─── Extracted data

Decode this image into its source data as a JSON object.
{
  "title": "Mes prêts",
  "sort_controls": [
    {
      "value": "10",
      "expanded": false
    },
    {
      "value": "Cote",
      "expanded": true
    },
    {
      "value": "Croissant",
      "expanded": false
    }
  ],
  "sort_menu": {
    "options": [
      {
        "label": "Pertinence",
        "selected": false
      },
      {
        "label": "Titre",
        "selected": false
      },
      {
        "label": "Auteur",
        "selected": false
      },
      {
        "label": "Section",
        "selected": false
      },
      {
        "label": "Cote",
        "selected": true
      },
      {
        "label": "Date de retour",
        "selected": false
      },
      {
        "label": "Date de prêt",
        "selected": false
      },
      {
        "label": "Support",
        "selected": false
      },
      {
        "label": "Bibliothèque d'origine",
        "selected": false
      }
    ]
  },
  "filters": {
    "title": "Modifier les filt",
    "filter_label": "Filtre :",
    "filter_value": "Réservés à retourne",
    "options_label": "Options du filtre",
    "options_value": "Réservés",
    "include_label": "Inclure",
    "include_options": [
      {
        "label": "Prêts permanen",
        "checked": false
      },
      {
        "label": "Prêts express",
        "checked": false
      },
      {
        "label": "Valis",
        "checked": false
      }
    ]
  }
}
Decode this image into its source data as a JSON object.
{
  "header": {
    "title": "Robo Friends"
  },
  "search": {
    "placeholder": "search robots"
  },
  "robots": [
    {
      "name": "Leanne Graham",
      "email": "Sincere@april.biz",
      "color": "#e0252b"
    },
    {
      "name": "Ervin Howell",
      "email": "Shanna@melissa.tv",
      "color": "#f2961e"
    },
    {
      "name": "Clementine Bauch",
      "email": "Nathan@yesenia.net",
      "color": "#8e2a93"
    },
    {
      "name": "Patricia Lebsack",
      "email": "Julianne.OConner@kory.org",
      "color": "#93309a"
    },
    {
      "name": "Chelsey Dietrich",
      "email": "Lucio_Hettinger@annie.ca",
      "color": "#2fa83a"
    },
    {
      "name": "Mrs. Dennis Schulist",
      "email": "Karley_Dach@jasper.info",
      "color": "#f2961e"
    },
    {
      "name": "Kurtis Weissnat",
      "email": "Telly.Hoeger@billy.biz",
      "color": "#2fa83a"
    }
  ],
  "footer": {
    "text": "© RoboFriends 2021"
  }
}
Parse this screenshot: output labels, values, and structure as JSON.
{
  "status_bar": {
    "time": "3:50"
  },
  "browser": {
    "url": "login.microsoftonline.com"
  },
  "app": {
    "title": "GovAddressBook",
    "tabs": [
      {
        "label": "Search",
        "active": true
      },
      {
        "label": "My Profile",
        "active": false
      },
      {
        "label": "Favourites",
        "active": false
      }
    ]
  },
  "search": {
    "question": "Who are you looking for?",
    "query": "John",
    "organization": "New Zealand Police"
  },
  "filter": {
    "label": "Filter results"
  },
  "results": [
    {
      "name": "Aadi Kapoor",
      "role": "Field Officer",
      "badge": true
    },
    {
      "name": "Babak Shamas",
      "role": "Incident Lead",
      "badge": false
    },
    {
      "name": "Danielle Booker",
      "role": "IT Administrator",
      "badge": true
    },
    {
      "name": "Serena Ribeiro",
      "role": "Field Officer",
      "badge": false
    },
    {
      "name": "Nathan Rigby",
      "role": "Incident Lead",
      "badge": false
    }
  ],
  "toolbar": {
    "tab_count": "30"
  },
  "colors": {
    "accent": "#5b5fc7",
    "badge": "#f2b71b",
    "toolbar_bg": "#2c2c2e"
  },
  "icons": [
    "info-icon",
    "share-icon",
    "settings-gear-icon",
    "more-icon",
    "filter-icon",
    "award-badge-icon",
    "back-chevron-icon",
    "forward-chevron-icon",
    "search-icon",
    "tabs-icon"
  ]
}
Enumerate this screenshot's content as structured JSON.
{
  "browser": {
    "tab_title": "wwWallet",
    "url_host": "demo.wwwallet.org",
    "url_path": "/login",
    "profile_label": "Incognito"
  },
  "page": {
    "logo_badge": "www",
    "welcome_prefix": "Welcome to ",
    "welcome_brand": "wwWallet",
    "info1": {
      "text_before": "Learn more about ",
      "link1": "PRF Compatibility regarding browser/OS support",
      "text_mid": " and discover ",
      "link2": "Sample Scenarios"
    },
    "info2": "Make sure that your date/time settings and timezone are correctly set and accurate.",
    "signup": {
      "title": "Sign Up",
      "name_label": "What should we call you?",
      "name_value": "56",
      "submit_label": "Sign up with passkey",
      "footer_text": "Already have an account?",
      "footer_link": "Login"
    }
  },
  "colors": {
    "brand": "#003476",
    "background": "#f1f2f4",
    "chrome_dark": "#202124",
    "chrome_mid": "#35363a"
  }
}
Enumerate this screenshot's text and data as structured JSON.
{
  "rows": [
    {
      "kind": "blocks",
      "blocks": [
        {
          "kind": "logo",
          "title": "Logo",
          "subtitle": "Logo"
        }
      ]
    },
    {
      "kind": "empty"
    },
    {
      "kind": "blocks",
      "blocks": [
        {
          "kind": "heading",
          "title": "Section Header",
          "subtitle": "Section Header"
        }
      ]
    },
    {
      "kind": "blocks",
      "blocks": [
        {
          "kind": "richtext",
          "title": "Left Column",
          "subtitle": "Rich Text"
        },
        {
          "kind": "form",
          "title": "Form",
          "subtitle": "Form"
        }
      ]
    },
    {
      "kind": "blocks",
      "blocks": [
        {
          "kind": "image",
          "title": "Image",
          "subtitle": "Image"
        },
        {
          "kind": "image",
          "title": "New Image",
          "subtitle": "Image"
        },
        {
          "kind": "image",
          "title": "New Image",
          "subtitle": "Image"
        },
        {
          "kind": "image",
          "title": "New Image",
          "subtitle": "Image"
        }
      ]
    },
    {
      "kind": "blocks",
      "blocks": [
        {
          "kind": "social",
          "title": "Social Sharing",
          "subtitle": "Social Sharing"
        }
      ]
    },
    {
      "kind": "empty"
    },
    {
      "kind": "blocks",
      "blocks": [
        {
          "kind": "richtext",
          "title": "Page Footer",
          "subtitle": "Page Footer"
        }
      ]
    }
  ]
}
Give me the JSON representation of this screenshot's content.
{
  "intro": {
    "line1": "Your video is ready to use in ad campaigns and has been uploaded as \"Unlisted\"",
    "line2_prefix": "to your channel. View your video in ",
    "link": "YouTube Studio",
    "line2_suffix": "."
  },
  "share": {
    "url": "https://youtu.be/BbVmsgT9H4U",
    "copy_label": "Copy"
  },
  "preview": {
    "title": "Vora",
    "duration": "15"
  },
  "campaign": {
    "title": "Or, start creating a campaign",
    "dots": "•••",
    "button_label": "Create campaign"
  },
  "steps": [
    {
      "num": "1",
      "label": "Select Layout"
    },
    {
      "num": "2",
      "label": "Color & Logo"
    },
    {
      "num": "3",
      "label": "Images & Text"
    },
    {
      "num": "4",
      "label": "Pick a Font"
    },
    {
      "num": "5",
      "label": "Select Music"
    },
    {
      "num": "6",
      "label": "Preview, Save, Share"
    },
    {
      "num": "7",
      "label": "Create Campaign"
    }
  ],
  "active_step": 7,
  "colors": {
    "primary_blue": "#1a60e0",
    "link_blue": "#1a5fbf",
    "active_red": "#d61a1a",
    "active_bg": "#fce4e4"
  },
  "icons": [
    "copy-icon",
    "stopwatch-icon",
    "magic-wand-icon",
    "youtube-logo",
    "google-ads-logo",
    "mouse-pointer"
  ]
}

──────

Write out the records shown above, exactly as they appear.

__Response to the exercise__:
Decode this image into its source data as a JSON object.
{
  "title": "Mes prêts",
  "sort_controls": [
    {
      "value": "10",
      "expanded": false
    },
    {
      "value": "Cote",
      "expanded": true
    },
    {
      "value": "Croissant",
      "expanded": false
    }
  ],
  "sort_menu": {
    "options": [
      {
        "label": "Pertinence",
        "selected": false
      },
      {
        "label": "Titre",
        "selected": false
      },
      {
        "label": "Auteur",
        "selected": false
      },
      {
        "label": "Section",
        "selected": false
      },
      {
        "label": "Cote",
        "selected": true
      },
      {
        "label": "Date de retour",
        "selected": false
      },
      {
        "label": "Date de prêt",
        "selected": false
      },
      {
        "label": "Support",
        "selected": false
      },
      {
        "label": "Bibliothèque d'origine",
        "selected": false
      }
    ]
  },
  "filters": {
    "title": "Modifier les filt",
    "filter_label": "Filtre :",
    "filter_value": "Réservés à retourne",
    "options_label": "Options du filtre",
    "options_value": "Réservés",
    "include_label": "Inclure",
    "include_options": [
      {
        "label": "Prêts permanen",
        "checked": false
      },
      {
        "label": "Prêts express",
        "checked": false
      },
      {
        "label": "Valis",
        "checked": false
      }
    ]
  }
}
Decode this image into its source data as a JSON object.
{
  "header": {
    "title": "Robo Friends"
  },
  "search": {
    "placeholder": "search robots"
  },
  "robots": [
    {
      "name": "Leanne Graham",
      "email": "Sincere@april.biz",
      "color": "#e0252b"
    },
    {
      "name": "Ervin Howell",
      "email": "Shanna@melissa.tv",
      "color": "#f2961e"
    },
    {
      "name": "Clementine Bauch",
      "email": "Nathan@yesenia.net",
      "color": "#8e2a93"
    },
    {
      "name": "Patricia Lebsack",
      "email": "Julianne.OConner@kory.org",
      "color": "#93309a"
    },
    {
      "name": "Chelsey Dietrich",
      "email": "Lucio_Hettinger@annie.ca",
      "color": "#2fa83a"
    },
    {
      "name": "Mrs. Dennis Schulist",
      "email": "Karley_Dach@jasper.info",
      "color": "#f2961e"
    },
    {
      "name": "Kurtis Weissnat",
      "email": "Telly.Hoeger@billy.biz",
      "color": "#2fa83a"
    }
  ],
  "footer": {
    "text": "© RoboFriends 2021"
  }
}
Parse this screenshot: output labels, values, and structure as JSON.
{
  "status_bar": {
    "time": "3:50"
  },
  "browser": {
    "url": "login.microsoftonline.com"
  },
  "app": {
    "title": "GovAddressBook",
    "tabs": [
      {
        "label": "Search",
        "active": true
      },
      {
        "label": "My Profile",
        "active": false
      },
      {
        "label": "Favourites",
        "active": false
      }
    ]
  },
  "search": {
    "question": "Who are you looking for?",
    "query": "John",
    "organization": "New Zealand Police"
  },
  "filter": {
    "label": "Filter results"
  },
  "results": [
    {
      "name": "Aadi Kapoor",
      "role": "Field Officer",
      "badge": true
    },
    {
      "name": "Babak Shamas",
      "role": "Incident Lead",
      "badge": false
    },
    {
      "name": "Danielle Booker",
      "role": "IT Administrator",
      "badge": true
    },
    {
      "name": "Serena Ribeiro",
      "role": "Field Officer",
      "badge": false
    },
    {
      "name": "Nathan Rigby",
      "role": "Incident Lead",
      "badge": false
    }
  ],
  "toolbar": {
    "tab_count": "30"
  },
  "colors": {
    "accent": "#5b5fc7",
    "badge": "#f2b71b",
    "toolbar_bg": "#2c2c2e"
  },
  "icons": [
    "info-icon",
    "share-icon",
    "settings-gear-icon",
    "more-icon",
    "filter-icon",
    "award-badge-icon",
    "back-chevron-icon",
    "forward-chevron-icon",
    "search-icon",
    "tabs-icon"
  ]
}
Enumerate this screenshot's content as structured JSON.
{
  "browser": {
    "tab_title": "wwWallet",
    "url_host": "demo.wwwallet.org",
    "url_path": "/login",
    "profile_label": "Incognito"
  },
  "page": {
    "logo_badge": "www",
    "welcome_prefix": "Welcome to ",
    "welcome_brand": "wwWallet",
    "info1": {
      "text_before": "Learn more about ",
      "link1": "PRF Compatibility regarding browser/OS support",
      "text_mid": " and discover ",
      "link2": "Sample Scenarios"
    },
    "info2": "Make sure that your date/time settings and timezone are correctly set and accurate.",
    "signup": {
      "title": "Sign Up",
      "name_label": "What should we call you?",
      "name_value": "56",
      "submit_label": "Sign up with passkey",
      "footer_text": "Already have an account?",
      "footer_link": "Login"
    }
  },
  "colors": {
    "brand": "#003476",
    "background": "#f1f2f4",
    "chrome_dark": "#202124",
    "chrome_mid": "#35363a"
  }
}
Enumerate this screenshot's text and data as structured JSON.
{
  "rows": [
    {
      "kind": "blocks",
      "blocks": [
        {
          "kind": "logo",
          "title": "Logo",
          "subtitle": "Logo"
        }
      ]
    },
    {
      "kind": "empty"
    },
    {
      "kind": "blocks",
      "blocks": [
        {
          "kind": "heading",
          "title": "Section Header",
          "subtitle": "Section Header"
        }
      ]
    },
    {
      "kind": "blocks",
      "blocks": [
        {
          "kind": "richtext",
          "title": "Left Column",
          "subtitle": "Rich Text"
        },
        {
          "kind": "form",
          "title": "Form",
          "subtitle": "Form"
        }
      ]
    },
    {
      "kind": "blocks",
      "blocks": [
        {
          "kind": "image",
          "title": "Image",
          "subtitle": "Image"
        },
        {
          "kind": "image",
          "title": "New Image",
          "subtitle": "Image"
        },
        {
          "kind": "image",
          "title": "New Image",
          "subtitle": "Image"
        },
        {
          "kind": "image",
          "title": "New Image",
          "subtitle": "Image"
        }
      ]
    },
    {
      "kind": "blocks",
      "blocks": [
        {
          "kind": "social",
          "title": "Social Sharing",
          "subtitle": "Social Sharing"
        }
      ]
    },
    {
      "kind": "empty"
    },
    {
      "kind": "blocks",
      "blocks": [
        {
          "kind": "richtext",
          "title": "Page Footer",
          "subtitle": "Page Footer"
        }
      ]
    }
  ]
}
Give me the JSON representation of this screenshot's content.
{
  "intro": {
    "line1": "Your video is ready to use in ad campaigns and has been uploaded as \"Unlisted\"",
    "line2_prefix": "to your channel. View your video in ",
    "link": "YouTube Studio",
    "line2_suffix": "."
  },
  "share": {
    "url": "https://youtu.be/BbVmsgT9H4U",
    "copy_label": "Copy"
  },
  "preview": {
    "title": "Vora",
    "duration": "15"
  },
  "campaign": {
    "title": "Or, start creating a campaign",
    "dots": "•••",
    "button_label": "Create campaign"
  },
  "steps": [
    {
      "num": "1",
      "label": "Select Layout"
    },
    {
      "num": "2",
      "label": "Color & Logo"
    },
    {
      "num": "3",
      "label": "Images & Text"
    },
    {
      "num": "4",
      "label": "Pick a Font"
    },
    {
      "num": "5",
      "label": "Select Music"
    },
    {
      "num": "6",
      "label": "Preview, Save, Share"
    },
    {
      "num": "7",
      "label": "Create Campaign"
    }
  ],
  "active_step": 7,
  "colors": {
    "primary_blue": "#1a60e0",
    "link_blue": "#1a5fbf",
    "active_red": "#d61a1a",
    "active_bg": "#fce4e4"
  },
  "icons": [
    "copy-icon",
    "stopwatch-icon",
    "magic-wand-icon",
    "youtube-logo",
    "google-ads-logo",
    "mouse-pointer"
  ]
}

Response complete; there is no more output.